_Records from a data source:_
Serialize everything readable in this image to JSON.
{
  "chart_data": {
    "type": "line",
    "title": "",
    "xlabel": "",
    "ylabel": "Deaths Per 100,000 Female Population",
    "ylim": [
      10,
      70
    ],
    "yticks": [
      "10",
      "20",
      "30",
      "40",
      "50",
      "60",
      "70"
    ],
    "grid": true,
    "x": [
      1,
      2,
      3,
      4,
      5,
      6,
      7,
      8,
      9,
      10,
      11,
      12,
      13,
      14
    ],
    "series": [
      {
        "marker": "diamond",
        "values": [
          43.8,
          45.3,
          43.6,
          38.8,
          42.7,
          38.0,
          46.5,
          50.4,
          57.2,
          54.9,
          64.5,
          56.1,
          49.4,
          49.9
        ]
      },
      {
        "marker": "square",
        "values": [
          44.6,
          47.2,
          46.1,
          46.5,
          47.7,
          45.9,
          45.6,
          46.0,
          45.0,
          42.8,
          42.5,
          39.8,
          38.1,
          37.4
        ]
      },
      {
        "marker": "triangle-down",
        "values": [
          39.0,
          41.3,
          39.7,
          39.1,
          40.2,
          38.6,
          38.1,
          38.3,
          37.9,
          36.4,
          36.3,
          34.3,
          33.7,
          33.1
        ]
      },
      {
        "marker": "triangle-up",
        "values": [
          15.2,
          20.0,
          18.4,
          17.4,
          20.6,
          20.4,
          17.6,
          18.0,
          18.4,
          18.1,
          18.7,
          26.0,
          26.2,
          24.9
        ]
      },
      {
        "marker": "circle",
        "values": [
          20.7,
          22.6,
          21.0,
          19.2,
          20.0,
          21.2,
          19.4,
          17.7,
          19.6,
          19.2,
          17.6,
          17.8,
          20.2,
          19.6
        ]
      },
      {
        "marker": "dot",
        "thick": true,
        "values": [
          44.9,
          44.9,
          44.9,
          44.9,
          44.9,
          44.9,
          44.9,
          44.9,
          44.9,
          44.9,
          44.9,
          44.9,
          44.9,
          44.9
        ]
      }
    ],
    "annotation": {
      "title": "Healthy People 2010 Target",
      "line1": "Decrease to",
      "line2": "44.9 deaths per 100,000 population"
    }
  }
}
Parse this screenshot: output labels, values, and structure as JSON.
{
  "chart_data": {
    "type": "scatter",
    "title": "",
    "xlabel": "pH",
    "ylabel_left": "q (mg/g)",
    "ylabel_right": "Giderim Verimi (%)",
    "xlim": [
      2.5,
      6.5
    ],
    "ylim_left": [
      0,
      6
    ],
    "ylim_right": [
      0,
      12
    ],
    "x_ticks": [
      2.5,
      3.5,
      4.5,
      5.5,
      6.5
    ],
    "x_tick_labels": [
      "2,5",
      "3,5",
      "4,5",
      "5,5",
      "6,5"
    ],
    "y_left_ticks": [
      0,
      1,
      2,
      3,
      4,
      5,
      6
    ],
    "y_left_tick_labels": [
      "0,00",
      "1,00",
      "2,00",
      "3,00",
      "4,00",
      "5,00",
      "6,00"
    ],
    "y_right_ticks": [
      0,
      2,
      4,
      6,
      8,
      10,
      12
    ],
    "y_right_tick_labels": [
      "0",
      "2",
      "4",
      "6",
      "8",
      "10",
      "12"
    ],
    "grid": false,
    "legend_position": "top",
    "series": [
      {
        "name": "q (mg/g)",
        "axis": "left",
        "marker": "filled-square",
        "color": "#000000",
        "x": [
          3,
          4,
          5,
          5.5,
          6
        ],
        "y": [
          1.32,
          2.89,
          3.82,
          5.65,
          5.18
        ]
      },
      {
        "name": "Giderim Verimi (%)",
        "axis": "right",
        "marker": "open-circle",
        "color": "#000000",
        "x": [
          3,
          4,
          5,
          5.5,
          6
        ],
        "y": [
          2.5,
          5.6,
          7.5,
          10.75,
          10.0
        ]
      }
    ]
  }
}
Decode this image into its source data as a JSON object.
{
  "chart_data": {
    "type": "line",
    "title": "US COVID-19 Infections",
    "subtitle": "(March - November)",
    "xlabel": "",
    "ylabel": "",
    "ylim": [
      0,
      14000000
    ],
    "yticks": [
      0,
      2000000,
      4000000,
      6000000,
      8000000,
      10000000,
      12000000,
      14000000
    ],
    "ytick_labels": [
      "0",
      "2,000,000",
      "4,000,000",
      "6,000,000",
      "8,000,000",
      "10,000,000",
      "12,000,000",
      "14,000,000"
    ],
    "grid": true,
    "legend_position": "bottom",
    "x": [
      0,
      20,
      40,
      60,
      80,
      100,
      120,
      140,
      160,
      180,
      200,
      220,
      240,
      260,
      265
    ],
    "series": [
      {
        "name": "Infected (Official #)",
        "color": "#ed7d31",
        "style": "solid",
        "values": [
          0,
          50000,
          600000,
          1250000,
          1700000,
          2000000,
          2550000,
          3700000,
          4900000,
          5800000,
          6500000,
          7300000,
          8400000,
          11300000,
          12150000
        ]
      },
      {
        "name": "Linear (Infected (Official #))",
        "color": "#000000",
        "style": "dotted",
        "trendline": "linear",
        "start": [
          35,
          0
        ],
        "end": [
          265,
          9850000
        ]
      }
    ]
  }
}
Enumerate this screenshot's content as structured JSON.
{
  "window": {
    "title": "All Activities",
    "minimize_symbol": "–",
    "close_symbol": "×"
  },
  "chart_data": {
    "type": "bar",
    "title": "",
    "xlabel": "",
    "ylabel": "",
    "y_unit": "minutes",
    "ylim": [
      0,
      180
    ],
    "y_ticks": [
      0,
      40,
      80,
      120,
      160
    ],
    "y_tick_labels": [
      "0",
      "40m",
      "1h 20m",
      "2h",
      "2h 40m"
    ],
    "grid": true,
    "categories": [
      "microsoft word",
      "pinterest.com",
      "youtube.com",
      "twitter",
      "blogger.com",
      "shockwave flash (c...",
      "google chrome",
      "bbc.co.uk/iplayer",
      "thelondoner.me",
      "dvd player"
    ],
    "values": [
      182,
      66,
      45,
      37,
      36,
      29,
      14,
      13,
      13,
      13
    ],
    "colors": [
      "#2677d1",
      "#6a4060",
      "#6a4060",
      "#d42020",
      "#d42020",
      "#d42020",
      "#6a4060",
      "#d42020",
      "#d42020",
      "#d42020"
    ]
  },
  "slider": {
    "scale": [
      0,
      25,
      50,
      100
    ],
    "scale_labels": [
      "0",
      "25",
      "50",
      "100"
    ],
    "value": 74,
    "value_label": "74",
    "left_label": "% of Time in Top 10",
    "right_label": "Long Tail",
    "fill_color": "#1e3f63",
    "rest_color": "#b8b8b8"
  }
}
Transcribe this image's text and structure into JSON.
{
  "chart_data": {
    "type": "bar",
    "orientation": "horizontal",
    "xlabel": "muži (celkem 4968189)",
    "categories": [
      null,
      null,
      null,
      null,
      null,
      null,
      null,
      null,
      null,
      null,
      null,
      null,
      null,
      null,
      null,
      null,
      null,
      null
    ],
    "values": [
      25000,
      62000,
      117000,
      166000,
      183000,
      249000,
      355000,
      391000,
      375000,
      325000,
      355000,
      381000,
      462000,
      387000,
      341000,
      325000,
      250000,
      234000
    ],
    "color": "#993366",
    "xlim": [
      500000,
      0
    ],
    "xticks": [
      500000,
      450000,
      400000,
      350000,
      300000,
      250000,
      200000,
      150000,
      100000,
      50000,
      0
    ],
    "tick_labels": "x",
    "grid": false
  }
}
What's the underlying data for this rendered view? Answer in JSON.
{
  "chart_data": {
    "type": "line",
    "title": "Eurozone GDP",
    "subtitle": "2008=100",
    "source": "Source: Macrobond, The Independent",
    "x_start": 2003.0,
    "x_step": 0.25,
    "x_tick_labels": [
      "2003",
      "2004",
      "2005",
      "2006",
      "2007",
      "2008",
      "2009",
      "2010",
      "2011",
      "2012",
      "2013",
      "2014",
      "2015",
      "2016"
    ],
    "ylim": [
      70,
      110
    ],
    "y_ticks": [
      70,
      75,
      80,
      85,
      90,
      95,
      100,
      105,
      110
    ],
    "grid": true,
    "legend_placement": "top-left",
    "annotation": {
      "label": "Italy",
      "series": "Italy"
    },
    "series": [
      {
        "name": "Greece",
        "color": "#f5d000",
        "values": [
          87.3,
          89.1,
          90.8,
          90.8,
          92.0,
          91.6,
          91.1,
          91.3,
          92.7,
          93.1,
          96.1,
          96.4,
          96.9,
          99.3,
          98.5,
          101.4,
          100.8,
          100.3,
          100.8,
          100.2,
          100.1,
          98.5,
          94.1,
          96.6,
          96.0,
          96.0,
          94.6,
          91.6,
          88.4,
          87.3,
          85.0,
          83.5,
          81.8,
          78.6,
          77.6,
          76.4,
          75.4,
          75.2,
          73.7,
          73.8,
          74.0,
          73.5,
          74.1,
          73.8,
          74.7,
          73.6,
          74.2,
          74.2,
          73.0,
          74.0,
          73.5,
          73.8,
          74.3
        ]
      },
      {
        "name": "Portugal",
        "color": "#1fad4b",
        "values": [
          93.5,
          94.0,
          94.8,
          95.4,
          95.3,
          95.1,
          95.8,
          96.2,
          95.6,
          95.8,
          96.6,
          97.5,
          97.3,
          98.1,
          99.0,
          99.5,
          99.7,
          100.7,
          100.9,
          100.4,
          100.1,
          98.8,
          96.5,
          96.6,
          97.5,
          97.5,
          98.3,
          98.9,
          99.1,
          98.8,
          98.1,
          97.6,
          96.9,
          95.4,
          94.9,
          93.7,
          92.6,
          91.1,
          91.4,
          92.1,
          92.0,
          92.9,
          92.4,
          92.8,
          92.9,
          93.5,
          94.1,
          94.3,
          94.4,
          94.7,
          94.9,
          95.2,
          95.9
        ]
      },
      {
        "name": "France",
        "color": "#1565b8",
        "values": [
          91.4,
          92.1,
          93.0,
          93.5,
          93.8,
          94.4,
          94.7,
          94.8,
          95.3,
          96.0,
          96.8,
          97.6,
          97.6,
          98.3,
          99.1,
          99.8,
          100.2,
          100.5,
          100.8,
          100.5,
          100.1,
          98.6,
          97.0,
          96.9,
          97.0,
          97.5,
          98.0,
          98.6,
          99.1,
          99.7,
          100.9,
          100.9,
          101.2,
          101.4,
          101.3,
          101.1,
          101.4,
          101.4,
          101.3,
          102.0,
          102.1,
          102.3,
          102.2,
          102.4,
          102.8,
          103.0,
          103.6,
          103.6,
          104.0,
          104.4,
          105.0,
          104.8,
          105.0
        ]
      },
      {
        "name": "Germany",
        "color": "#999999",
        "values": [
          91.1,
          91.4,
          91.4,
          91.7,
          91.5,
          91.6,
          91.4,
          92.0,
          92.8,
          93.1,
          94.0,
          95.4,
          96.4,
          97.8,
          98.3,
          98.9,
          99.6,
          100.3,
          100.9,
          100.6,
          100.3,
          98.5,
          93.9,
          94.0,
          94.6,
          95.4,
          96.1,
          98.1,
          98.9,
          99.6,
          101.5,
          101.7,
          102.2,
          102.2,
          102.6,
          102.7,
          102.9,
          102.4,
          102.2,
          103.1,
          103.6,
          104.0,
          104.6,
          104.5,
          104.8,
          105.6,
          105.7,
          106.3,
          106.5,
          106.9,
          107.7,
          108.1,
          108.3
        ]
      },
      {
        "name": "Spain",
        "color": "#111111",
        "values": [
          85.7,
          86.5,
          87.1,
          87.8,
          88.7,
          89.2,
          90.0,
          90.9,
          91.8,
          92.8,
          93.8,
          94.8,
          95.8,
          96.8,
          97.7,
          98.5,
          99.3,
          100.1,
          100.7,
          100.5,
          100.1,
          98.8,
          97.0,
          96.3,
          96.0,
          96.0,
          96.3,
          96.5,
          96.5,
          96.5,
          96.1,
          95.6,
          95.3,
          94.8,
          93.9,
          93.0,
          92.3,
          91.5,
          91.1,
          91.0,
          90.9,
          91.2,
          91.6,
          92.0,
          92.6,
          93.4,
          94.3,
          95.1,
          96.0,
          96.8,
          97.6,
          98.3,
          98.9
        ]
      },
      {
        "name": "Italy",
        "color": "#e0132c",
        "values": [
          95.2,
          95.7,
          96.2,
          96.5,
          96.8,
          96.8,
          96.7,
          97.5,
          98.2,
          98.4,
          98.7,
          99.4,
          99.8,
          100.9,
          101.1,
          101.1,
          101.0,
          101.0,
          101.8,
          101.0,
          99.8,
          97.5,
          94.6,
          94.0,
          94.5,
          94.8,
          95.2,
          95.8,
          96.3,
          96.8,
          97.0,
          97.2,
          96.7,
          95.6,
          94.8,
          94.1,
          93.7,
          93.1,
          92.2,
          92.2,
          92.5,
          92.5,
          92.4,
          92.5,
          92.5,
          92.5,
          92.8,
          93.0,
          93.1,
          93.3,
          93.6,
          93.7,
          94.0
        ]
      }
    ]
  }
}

_Goal:_
In the records, locate each line holding the string "Infected" and copy it.

_Written solution:_
        "name": "Infected (Official #)",
        "name": "Linear (Infected (Official #))",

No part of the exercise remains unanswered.